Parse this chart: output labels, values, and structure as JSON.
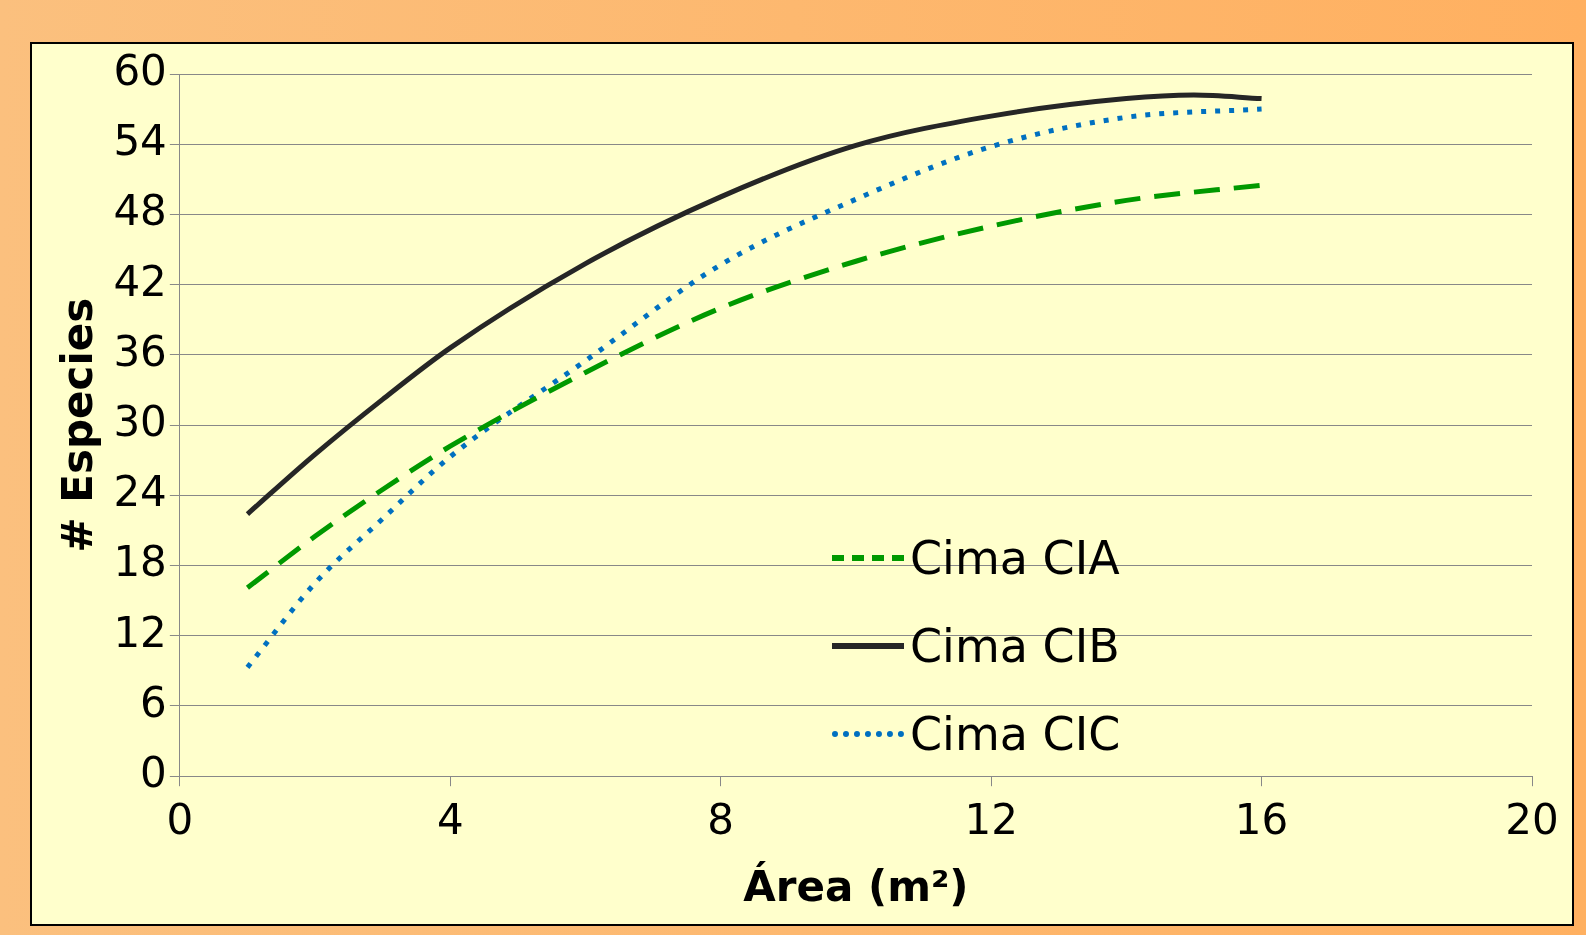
{
  "chart_data": {
    "type": "line",
    "xlabel": "Área (m²)",
    "ylabel": "# Especies",
    "xlim": [
      0,
      20
    ],
    "xticks": [
      0,
      4,
      8,
      12,
      16,
      20
    ],
    "ylim": [
      0,
      60
    ],
    "yticks": [
      0,
      6,
      12,
      18,
      24,
      30,
      36,
      42,
      48,
      54,
      60
    ],
    "grid": "y",
    "legend": "bottom",
    "marker": "none",
    "series": [
      {
        "name": "Cima CIA",
        "color": "#009900",
        "line_style": "dashed",
        "x": [
          1,
          2,
          3,
          4,
          6,
          8,
          10,
          12,
          14,
          16
        ],
        "values": [
          16.1,
          20.5,
          24.5,
          28.2,
          34.5,
          40,
          44,
          47,
          49.2,
          50.5
        ]
      },
      {
        "name": "Cima CIB",
        "color": "#262626",
        "line_style": "solid",
        "x": [
          1,
          2,
          3,
          4,
          6,
          8,
          10,
          12,
          14,
          15,
          16
        ],
        "values": [
          22.4,
          27.5,
          32.2,
          36.6,
          43.8,
          49.5,
          53.9,
          56.4,
          57.9,
          58.2,
          57.9
        ]
      },
      {
        "name": "Cima CIC",
        "color": "#0070c0",
        "line_style": "dotted",
        "x": [
          1,
          2,
          3,
          4,
          6,
          8,
          10,
          12,
          14,
          16
        ],
        "values": [
          9.3,
          16.5,
          22,
          27.3,
          35.5,
          43.7,
          49.3,
          53.8,
          56.3,
          57
        ]
      }
    ]
  }
}
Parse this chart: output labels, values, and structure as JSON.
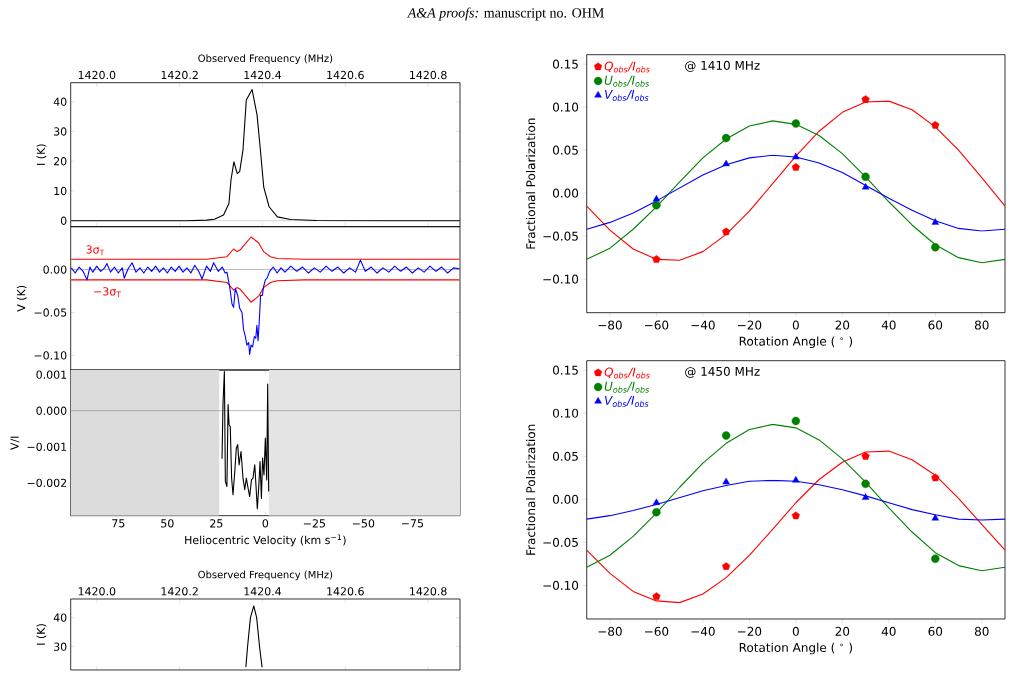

• WHAT THE EXERCISE ASKS
Set the listing down in full and exactly. Pictures within it should not appear in the copy.

• WORKED ANSWER
Parse this chart: output labels, values, and structure as JSON.
{
  "chart_data": {
    "type": "line",
    "xlabel": "Área (m²)",
    "ylabel": "# Especies",
    "xlim": [
      0,
      20
    ],
    "xticks": [
      0,
      4,
      8,
      12,
      16,
      20
    ],
    "ylim": [
      0,
      60
    ],
    "yticks": [
      0,
      6,
      12,
      18,
      24,
      30,
      36,
      42,
      48,
      54,
      60
    ],
    "grid": "y",
    "legend": "bottom",
    "marker": "none",
    "series": [
      {
        "name": "Cima CIA",
        "color": "#009900",
        "line_style": "dashed",
        "x": [
          1,
          2,
          3,
          4,
          6,
          8,
          10,
          12,
          14,
          16
        ],
        "values": [
          16.1,
          20.5,
          24.5,
          28.2,
          34.5,
          40,
          44,
          47,
          49.2,
          50.5
        ]
      },
      {
        "name": "Cima CIB",
        "color": "#262626",
        "line_style": "solid",
        "x": [
          1,
          2,
          3,
          4,
          6,
          8,
          10,
          12,
          14,
          15,
          16
        ],
        "values": [
          22.4,
          27.5,
          32.2,
          36.6,
          43.8,
          49.5,
          53.9,
          56.4,
          57.9,
          58.2,
          57.9
        ]
      },
      {
        "name": "Cima CIC",
        "color": "#0070c0",
        "line_style": "dotted",
        "x": [
          1,
          2,
          3,
          4,
          6,
          8,
          10,
          12,
          14,
          16
        ],
        "values": [
          9.3,
          16.5,
          22,
          27.3,
          35.5,
          43.7,
          49.3,
          53.8,
          56.3,
          57
        ]
      }
    ]
  }
}
Parse this chart: output labels, values, and structure as JSON.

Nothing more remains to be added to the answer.